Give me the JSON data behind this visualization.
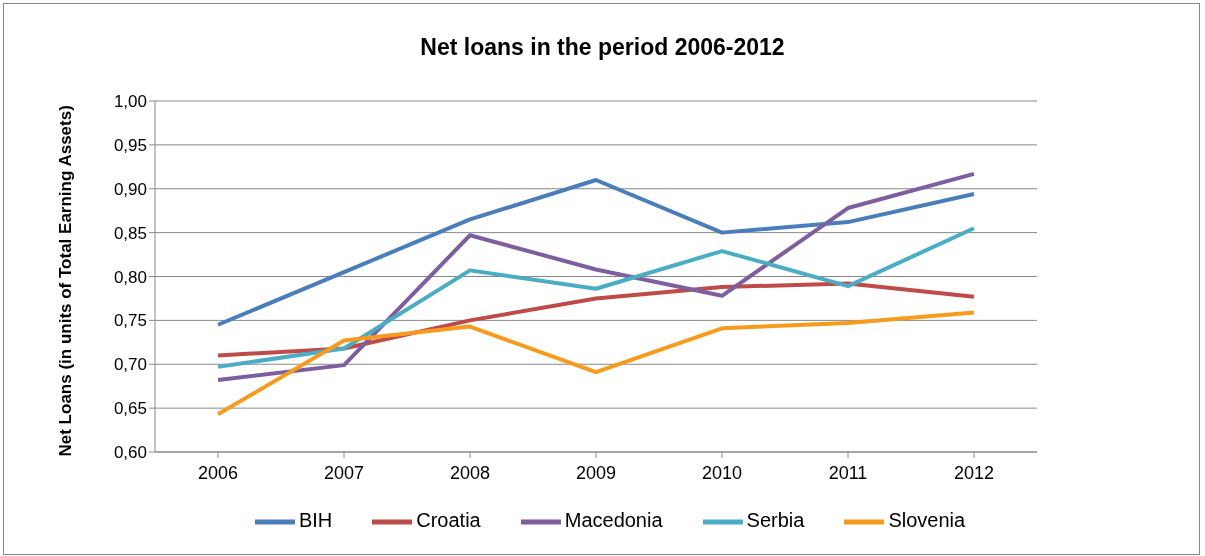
{
  "chart_data": {
    "type": "line",
    "title": "Net loans in the period 2006-2012",
    "ylabel": "Net Loans (in units of Total Earning Assets)",
    "categories": [
      "2006",
      "2007",
      "2008",
      "2009",
      "2010",
      "2011",
      "2012"
    ],
    "series": [
      {
        "name": "BIH",
        "color": "#4a7ebb",
        "values": [
          0.745,
          0.805,
          0.865,
          0.91,
          0.85,
          0.862,
          0.894
        ]
      },
      {
        "name": "Croatia",
        "color": "#be4b48",
        "values": [
          0.71,
          0.718,
          0.75,
          0.775,
          0.788,
          0.792,
          0.777
        ]
      },
      {
        "name": "Macedonia",
        "color": "#7d5fa0",
        "values": [
          0.682,
          0.699,
          0.847,
          0.808,
          0.778,
          0.878,
          0.917
        ]
      },
      {
        "name": "Serbia",
        "color": "#4bacc6",
        "values": [
          0.697,
          0.718,
          0.807,
          0.786,
          0.829,
          0.789,
          0.855
        ]
      },
      {
        "name": "Slovenia",
        "color": "#f79b1e",
        "values": [
          0.643,
          0.727,
          0.743,
          0.691,
          0.741,
          0.747,
          0.759
        ]
      }
    ],
    "ylim": [
      0.6,
      1.0
    ],
    "yticks": [
      {
        "value": 0.6,
        "label": "0,60"
      },
      {
        "value": 0.65,
        "label": "0,65"
      },
      {
        "value": 0.7,
        "label": "0,70"
      },
      {
        "value": 0.75,
        "label": "0,75"
      },
      {
        "value": 0.8,
        "label": "0,80"
      },
      {
        "value": 0.85,
        "label": "0,85"
      },
      {
        "value": 0.9,
        "label": "0,90"
      },
      {
        "value": 0.95,
        "label": "0,95"
      },
      {
        "value": 1.0,
        "label": "1,00"
      }
    ],
    "grid": "y",
    "legend": "bottom",
    "marker": "none",
    "line_style": "solid"
  }
}
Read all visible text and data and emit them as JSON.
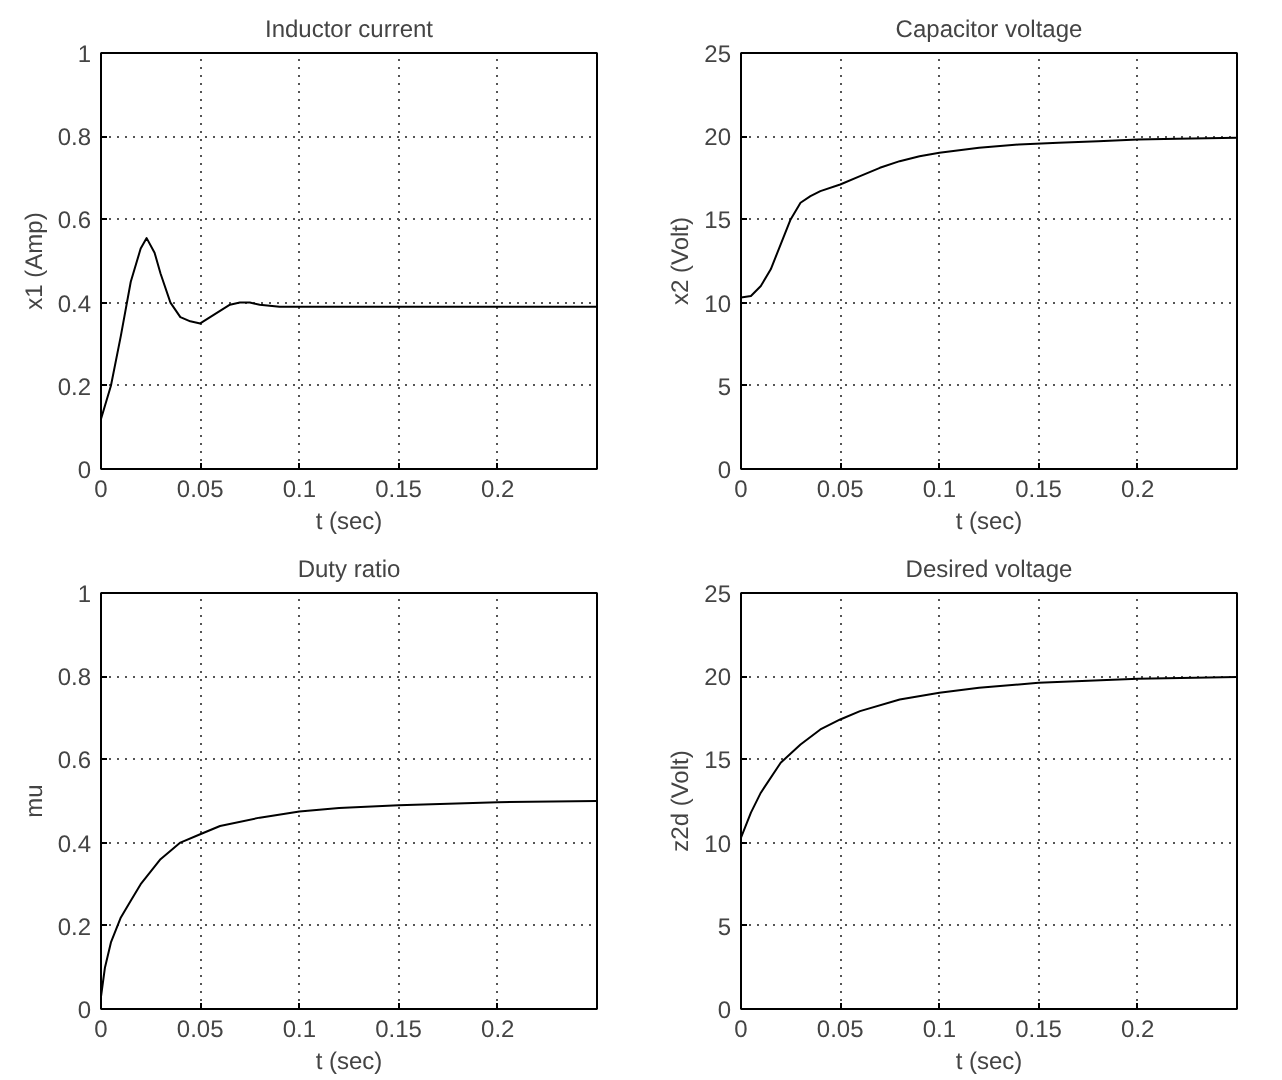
{
  "chart_data": [
    {
      "type": "line",
      "title": "Inductor current",
      "xlabel": "t (sec)",
      "ylabel": "x1 (Amp)",
      "x": [
        0,
        0.005,
        0.01,
        0.015,
        0.02,
        0.023,
        0.027,
        0.03,
        0.035,
        0.04,
        0.045,
        0.05,
        0.055,
        0.06,
        0.065,
        0.07,
        0.075,
        0.08,
        0.09,
        0.1,
        0.12,
        0.14,
        0.16,
        0.18,
        0.2,
        0.22,
        0.25
      ],
      "series": [
        {
          "color": "#000000",
          "values": [
            0.12,
            0.2,
            0.32,
            0.45,
            0.53,
            0.555,
            0.52,
            0.47,
            0.4,
            0.365,
            0.355,
            0.35,
            0.365,
            0.38,
            0.395,
            0.4,
            0.4,
            0.395,
            0.39,
            0.39,
            0.39,
            0.39,
            0.39,
            0.39,
            0.39,
            0.39,
            0.39
          ]
        }
      ],
      "xlim": [
        0,
        0.25
      ],
      "ylim": [
        0,
        1
      ],
      "xticks": [
        0,
        0.05,
        0.1,
        0.15,
        0.2
      ],
      "yticks": [
        0,
        0.2,
        0.4,
        0.6,
        0.8,
        1
      ],
      "grid": true,
      "line_style": "solid",
      "marker": "none"
    },
    {
      "type": "line",
      "title": "Capacitor voltage",
      "xlabel": "t (sec)",
      "ylabel": "x2 (Volt)",
      "x": [
        0,
        0.005,
        0.01,
        0.015,
        0.02,
        0.025,
        0.03,
        0.035,
        0.04,
        0.05,
        0.06,
        0.07,
        0.08,
        0.09,
        0.1,
        0.12,
        0.14,
        0.16,
        0.18,
        0.2,
        0.22,
        0.25
      ],
      "series": [
        {
          "color": "#000000",
          "values": [
            10.3,
            10.4,
            11,
            12,
            13.5,
            15,
            16,
            16.4,
            16.7,
            17.1,
            17.6,
            18.1,
            18.5,
            18.8,
            19,
            19.3,
            19.5,
            19.6,
            19.7,
            19.8,
            19.85,
            19.9
          ]
        }
      ],
      "xlim": [
        0,
        0.25
      ],
      "ylim": [
        0,
        25
      ],
      "xticks": [
        0,
        0.05,
        0.1,
        0.15,
        0.2
      ],
      "yticks": [
        0,
        5,
        10,
        15,
        20,
        25
      ],
      "grid": true,
      "line_style": "solid",
      "marker": "none"
    },
    {
      "type": "line",
      "title": "Duty ratio",
      "xlabel": "t (sec)",
      "ylabel": "mu",
      "x": [
        0,
        0.002,
        0.005,
        0.01,
        0.015,
        0.02,
        0.03,
        0.04,
        0.05,
        0.06,
        0.08,
        0.1,
        0.12,
        0.15,
        0.2,
        0.25
      ],
      "series": [
        {
          "color": "#000000",
          "values": [
            0.03,
            0.1,
            0.16,
            0.22,
            0.26,
            0.3,
            0.36,
            0.4,
            0.42,
            0.44,
            0.46,
            0.475,
            0.483,
            0.49,
            0.497,
            0.5
          ]
        }
      ],
      "xlim": [
        0,
        0.25
      ],
      "ylim": [
        0,
        1
      ],
      "xticks": [
        0,
        0.05,
        0.1,
        0.15,
        0.2
      ],
      "yticks": [
        0,
        0.2,
        0.4,
        0.6,
        0.8,
        1
      ],
      "grid": true,
      "line_style": "solid",
      "marker": "none"
    },
    {
      "type": "line",
      "title": "Desired voltage",
      "xlabel": "t (sec)",
      "ylabel": "z2d (Volt)",
      "x": [
        0,
        0.005,
        0.01,
        0.02,
        0.03,
        0.04,
        0.05,
        0.06,
        0.08,
        0.1,
        0.12,
        0.15,
        0.2,
        0.25
      ],
      "series": [
        {
          "color": "#000000",
          "values": [
            10.3,
            11.8,
            13,
            14.8,
            15.9,
            16.8,
            17.4,
            17.9,
            18.6,
            19.0,
            19.3,
            19.6,
            19.85,
            19.95
          ]
        }
      ],
      "xlim": [
        0,
        0.25
      ],
      "ylim": [
        0,
        25
      ],
      "xticks": [
        0,
        0.05,
        0.1,
        0.15,
        0.2
      ],
      "yticks": [
        0,
        5,
        10,
        15,
        20,
        25
      ],
      "grid": true,
      "line_style": "solid",
      "marker": "none"
    }
  ]
}
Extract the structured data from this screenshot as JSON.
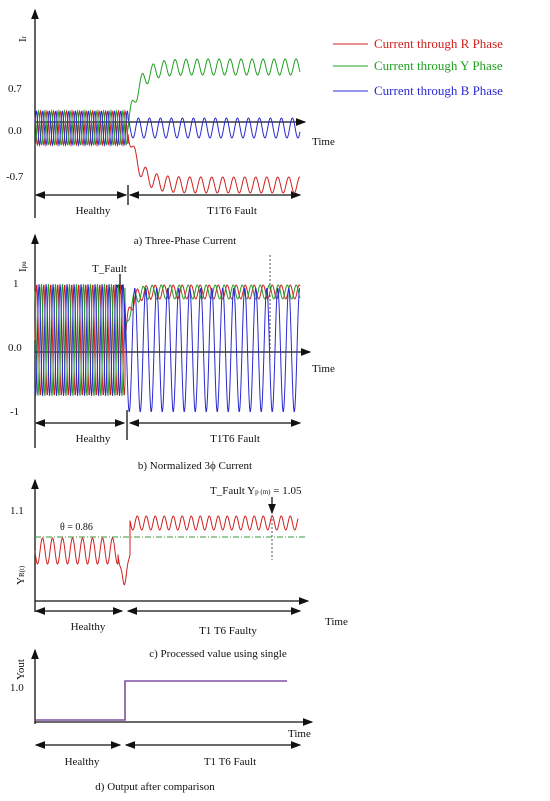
{
  "legend": [
    "Current through R Phase",
    "Current through Y Phase",
    "Current through B Phase"
  ],
  "panels": [
    {
      "y_label": "I",
      "y_label_sub": "r",
      "y_ticks": [
        "0.7",
        "0.0",
        "-0.7"
      ],
      "x_label": "Time",
      "healthy": "Healthy",
      "fault": "T1T6 Fault",
      "caption": "a) Three-Phase Current"
    },
    {
      "y_label": "I",
      "y_label_sub": "pu",
      "y_ticks": [
        "1",
        "0.0",
        "-1"
      ],
      "x_label": "Time",
      "marker": "T_Fault",
      "healthy": "Healthy",
      "fault": "T1T6 Fault",
      "caption": "b) Normalized 3ϕ Current"
    },
    {
      "y_label": "Y",
      "y_label_sub": "R(t)",
      "y_ticks": [
        "1.1"
      ],
      "threshold": "θ = 0.86",
      "marker": "T_Fault Y",
      "marker_sub": "p (m)",
      "marker_value": " = 1.05",
      "x_label": "Time",
      "healthy": "Healthy",
      "fault": "T1 T6 Faulty",
      "caption": "c) Processed value using single"
    },
    {
      "y_label": "Yout",
      "y_ticks": [
        "1.0"
      ],
      "x_label": "Time",
      "healthy": "Healthy",
      "fault": "T1 T6 Fault",
      "caption": "d)   Output   after   comparison"
    }
  ]
}
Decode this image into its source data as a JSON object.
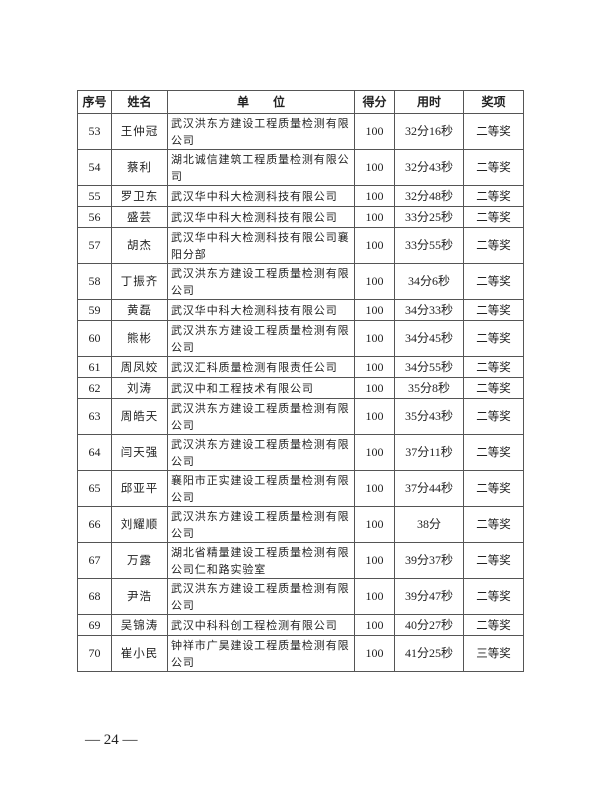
{
  "table": {
    "headers": [
      "序号",
      "姓名",
      "单　　位",
      "得分",
      "用时",
      "奖项"
    ],
    "rows": [
      {
        "no": "53",
        "name": "王仲冠",
        "unit": "武汉洪东方建设工程质量检测有限公司",
        "score": "100",
        "time": "32分16秒",
        "award": "二等奖"
      },
      {
        "no": "54",
        "name": "蔡利",
        "unit": "湖北诚信建筑工程质量检测有限公司",
        "score": "100",
        "time": "32分43秒",
        "award": "二等奖"
      },
      {
        "no": "55",
        "name": "罗卫东",
        "unit": "武汉华中科大检测科技有限公司",
        "score": "100",
        "time": "32分48秒",
        "award": "二等奖"
      },
      {
        "no": "56",
        "name": "盛芸",
        "unit": "武汉华中科大检测科技有限公司",
        "score": "100",
        "time": "33分25秒",
        "award": "二等奖"
      },
      {
        "no": "57",
        "name": "胡杰",
        "unit": "武汉华中科大检测科技有限公司襄阳分部",
        "score": "100",
        "time": "33分55秒",
        "award": "二等奖"
      },
      {
        "no": "58",
        "name": "丁振齐",
        "unit": "武汉洪东方建设工程质量检测有限公司",
        "score": "100",
        "time": "34分6秒",
        "award": "二等奖"
      },
      {
        "no": "59",
        "name": "黄磊",
        "unit": "武汉华中科大检测科技有限公司",
        "score": "100",
        "time": "34分33秒",
        "award": "二等奖"
      },
      {
        "no": "60",
        "name": "熊彬",
        "unit": "武汉洪东方建设工程质量检测有限公司",
        "score": "100",
        "time": "34分45秒",
        "award": "二等奖"
      },
      {
        "no": "61",
        "name": "周凤姣",
        "unit": "武汉汇科质量检测有限责任公司",
        "score": "100",
        "time": "34分55秒",
        "award": "二等奖"
      },
      {
        "no": "62",
        "name": "刘涛",
        "unit": "武汉中和工程技术有限公司",
        "score": "100",
        "time": "35分8秒",
        "award": "二等奖"
      },
      {
        "no": "63",
        "name": "周皓天",
        "unit": "武汉洪东方建设工程质量检测有限公司",
        "score": "100",
        "time": "35分43秒",
        "award": "二等奖"
      },
      {
        "no": "64",
        "name": "闫天强",
        "unit": "武汉洪东方建设工程质量检测有限公司",
        "score": "100",
        "time": "37分11秒",
        "award": "二等奖"
      },
      {
        "no": "65",
        "name": "邱亚平",
        "unit": "襄阳市正实建设工程质量检测有限公司",
        "score": "100",
        "time": "37分44秒",
        "award": "二等奖"
      },
      {
        "no": "66",
        "name": "刘耀顺",
        "unit": "武汉洪东方建设工程质量检测有限公司",
        "score": "100",
        "time": "38分",
        "award": "二等奖"
      },
      {
        "no": "67",
        "name": "万露",
        "unit": "湖北省精量建设工程质量检测有限公司仁和路实验室",
        "score": "100",
        "time": "39分37秒",
        "award": "二等奖"
      },
      {
        "no": "68",
        "name": "尹浩",
        "unit": "武汉洪东方建设工程质量检测有限公司",
        "score": "100",
        "time": "39分47秒",
        "award": "二等奖"
      },
      {
        "no": "69",
        "name": "吴锦涛",
        "unit": "武汉中科科创工程检测有限公司",
        "score": "100",
        "time": "40分27秒",
        "award": "二等奖"
      },
      {
        "no": "70",
        "name": "崔小民",
        "unit": "钟祥市广昊建设工程质量检测有限公司",
        "score": "100",
        "time": "41分25秒",
        "award": "三等奖"
      }
    ]
  },
  "footer": {
    "page": "— 24 —"
  }
}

Directions for this task:
State how many lines of the listing hold the string "Phase"; reply with the number and nothing else.

Completed exercise:
4